[begin EXERCISE MATERIALS]

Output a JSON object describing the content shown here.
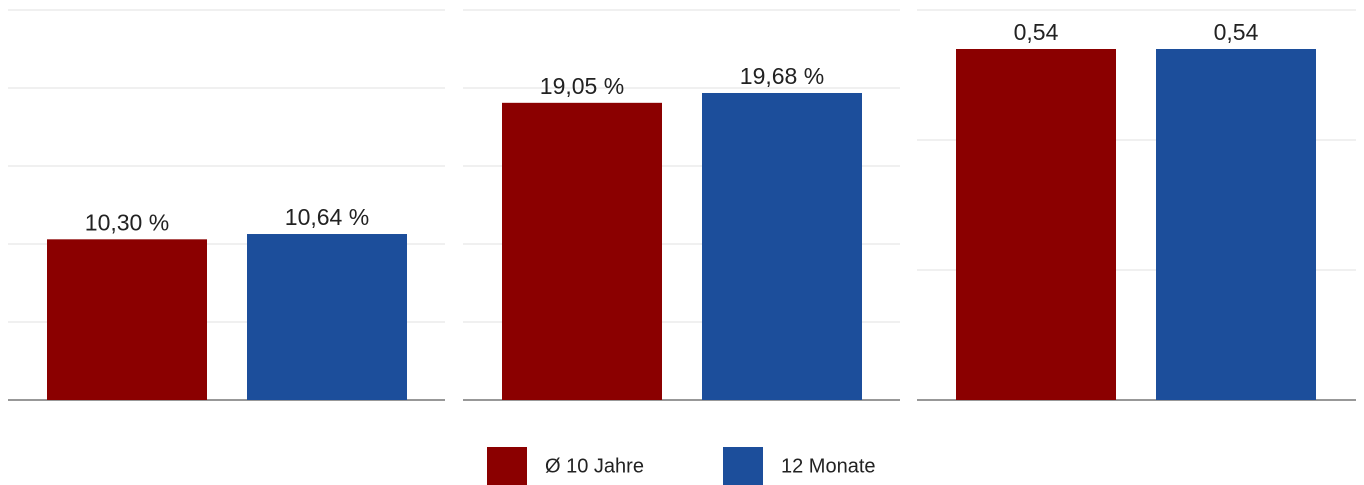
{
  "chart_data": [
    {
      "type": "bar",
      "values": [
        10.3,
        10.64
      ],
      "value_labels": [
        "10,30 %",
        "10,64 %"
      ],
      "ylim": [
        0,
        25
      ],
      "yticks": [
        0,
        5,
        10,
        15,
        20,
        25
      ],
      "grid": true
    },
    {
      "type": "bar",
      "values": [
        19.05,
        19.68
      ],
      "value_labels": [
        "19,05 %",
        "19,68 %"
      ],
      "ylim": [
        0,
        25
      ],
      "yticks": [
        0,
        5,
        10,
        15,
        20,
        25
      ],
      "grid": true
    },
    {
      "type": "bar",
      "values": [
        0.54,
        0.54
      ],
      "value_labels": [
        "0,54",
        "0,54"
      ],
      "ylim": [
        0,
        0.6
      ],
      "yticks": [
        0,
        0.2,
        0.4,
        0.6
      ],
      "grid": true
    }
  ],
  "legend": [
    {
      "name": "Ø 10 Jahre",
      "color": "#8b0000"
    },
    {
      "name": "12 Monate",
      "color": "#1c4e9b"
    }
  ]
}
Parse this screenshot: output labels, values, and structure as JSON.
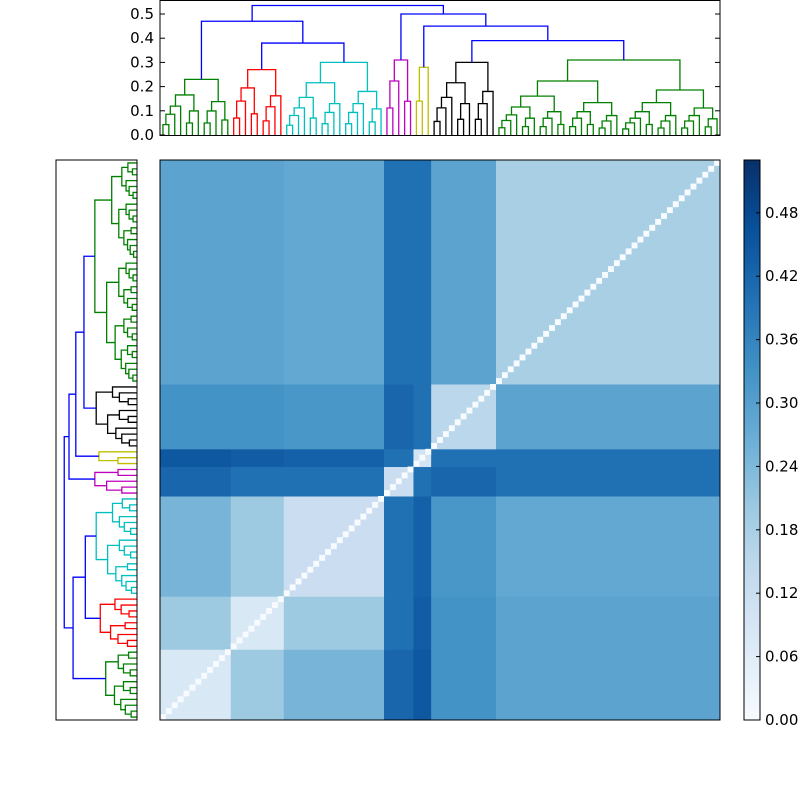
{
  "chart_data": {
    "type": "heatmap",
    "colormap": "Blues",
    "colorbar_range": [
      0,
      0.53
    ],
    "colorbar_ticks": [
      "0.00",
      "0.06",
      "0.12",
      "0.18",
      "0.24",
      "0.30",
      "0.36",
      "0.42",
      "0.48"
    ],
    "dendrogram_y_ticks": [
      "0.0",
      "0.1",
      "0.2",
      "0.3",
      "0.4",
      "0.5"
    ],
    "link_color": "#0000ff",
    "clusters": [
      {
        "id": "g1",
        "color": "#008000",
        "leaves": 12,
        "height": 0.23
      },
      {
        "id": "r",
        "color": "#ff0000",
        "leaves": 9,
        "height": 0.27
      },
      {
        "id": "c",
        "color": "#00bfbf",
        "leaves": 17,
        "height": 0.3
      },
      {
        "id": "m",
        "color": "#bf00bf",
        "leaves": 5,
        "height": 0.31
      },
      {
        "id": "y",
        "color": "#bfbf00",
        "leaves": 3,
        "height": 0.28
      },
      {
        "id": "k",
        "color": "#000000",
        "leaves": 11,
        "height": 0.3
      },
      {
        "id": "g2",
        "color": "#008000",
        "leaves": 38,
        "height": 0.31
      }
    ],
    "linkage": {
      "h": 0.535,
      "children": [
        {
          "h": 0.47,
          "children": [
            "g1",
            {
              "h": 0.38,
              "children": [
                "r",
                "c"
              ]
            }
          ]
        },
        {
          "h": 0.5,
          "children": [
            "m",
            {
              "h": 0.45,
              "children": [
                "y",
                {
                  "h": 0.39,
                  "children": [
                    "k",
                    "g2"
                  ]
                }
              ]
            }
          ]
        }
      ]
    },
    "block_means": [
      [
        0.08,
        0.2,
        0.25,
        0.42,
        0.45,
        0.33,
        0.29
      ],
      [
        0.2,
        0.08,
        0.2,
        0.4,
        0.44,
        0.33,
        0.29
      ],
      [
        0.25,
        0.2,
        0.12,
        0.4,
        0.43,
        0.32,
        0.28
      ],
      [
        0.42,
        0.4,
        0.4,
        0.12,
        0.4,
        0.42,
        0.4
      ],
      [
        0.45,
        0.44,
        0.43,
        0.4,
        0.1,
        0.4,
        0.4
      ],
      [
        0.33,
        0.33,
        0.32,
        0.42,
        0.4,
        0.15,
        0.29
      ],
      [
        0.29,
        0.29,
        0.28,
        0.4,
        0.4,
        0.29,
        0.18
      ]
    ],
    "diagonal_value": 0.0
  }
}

[end EXERCISE MATERIALS]

▶ **PROBLEM DESCRIPTION**: Every line of the data above should be quoted exactly. Omit the pictures.

▶ **OUTPUT FOR THIS TASK**:
Output a JSON object describing the content shown here.
{
  "chart_data": [
    {
      "type": "bar",
      "values": [
        10.3,
        10.64
      ],
      "value_labels": [
        "10,30 %",
        "10,64 %"
      ],
      "ylim": [
        0,
        25
      ],
      "yticks": [
        0,
        5,
        10,
        15,
        20,
        25
      ],
      "grid": true
    },
    {
      "type": "bar",
      "values": [
        19.05,
        19.68
      ],
      "value_labels": [
        "19,05 %",
        "19,68 %"
      ],
      "ylim": [
        0,
        25
      ],
      "yticks": [
        0,
        5,
        10,
        15,
        20,
        25
      ],
      "grid": true
    },
    {
      "type": "bar",
      "values": [
        0.54,
        0.54
      ],
      "value_labels": [
        "0,54",
        "0,54"
      ],
      "ylim": [
        0,
        0.6
      ],
      "yticks": [
        0,
        0.2,
        0.4,
        0.6
      ],
      "grid": true
    }
  ],
  "legend": [
    {
      "name": "Ø 10 Jahre",
      "color": "#8b0000"
    },
    {
      "name": "12 Monate",
      "color": "#1c4e9b"
    }
  ]
}
Parse this screenshot: output labels, values, and structure as JSON.
{
  "chart_data": {
    "type": "heatmap",
    "colormap": "Blues",
    "colorbar_range": [
      0,
      0.53
    ],
    "colorbar_ticks": [
      "0.00",
      "0.06",
      "0.12",
      "0.18",
      "0.24",
      "0.30",
      "0.36",
      "0.42",
      "0.48"
    ],
    "dendrogram_y_ticks": [
      "0.0",
      "0.1",
      "0.2",
      "0.3",
      "0.4",
      "0.5"
    ],
    "link_color": "#0000ff",
    "clusters": [
      {
        "id": "g1",
        "color": "#008000",
        "leaves": 12,
        "height": 0.23
      },
      {
        "id": "r",
        "color": "#ff0000",
        "leaves": 9,
        "height": 0.27
      },
      {
        "id": "c",
        "color": "#00bfbf",
        "leaves": 17,
        "height": 0.3
      },
      {
        "id": "m",
        "color": "#bf00bf",
        "leaves": 5,
        "height": 0.31
      },
      {
        "id": "y",
        "color": "#bfbf00",
        "leaves": 3,
        "height": 0.28
      },
      {
        "id": "k",
        "color": "#000000",
        "leaves": 11,
        "height": 0.3
      },
      {
        "id": "g2",
        "color": "#008000",
        "leaves": 38,
        "height": 0.31
      }
    ],
    "linkage": {
      "h": 0.535,
      "children": [
        {
          "h": 0.47,
          "children": [
            "g1",
            {
              "h": 0.38,
              "children": [
                "r",
                "c"
              ]
            }
          ]
        },
        {
          "h": 0.5,
          "children": [
            "m",
            {
              "h": 0.45,
              "children": [
                "y",
                {
                  "h": 0.39,
                  "children": [
                    "k",
                    "g2"
                  ]
                }
              ]
            }
          ]
        }
      ]
    },
    "block_means": [
      [
        0.08,
        0.2,
        0.25,
        0.42,
        0.45,
        0.33,
        0.29
      ],
      [
        0.2,
        0.08,
        0.2,
        0.4,
        0.44,
        0.33,
        0.29
      ],
      [
        0.25,
        0.2,
        0.12,
        0.4,
        0.43,
        0.32,
        0.28
      ],
      [
        0.42,
        0.4,
        0.4,
        0.12,
        0.4,
        0.42,
        0.4
      ],
      [
        0.45,
        0.44,
        0.43,
        0.4,
        0.1,
        0.4,
        0.4
      ],
      [
        0.33,
        0.33,
        0.32,
        0.42,
        0.4,
        0.15,
        0.29
      ],
      [
        0.29,
        0.29,
        0.28,
        0.4,
        0.4,
        0.29,
        0.18
      ]
    ],
    "diagonal_value": 0.0
  }
}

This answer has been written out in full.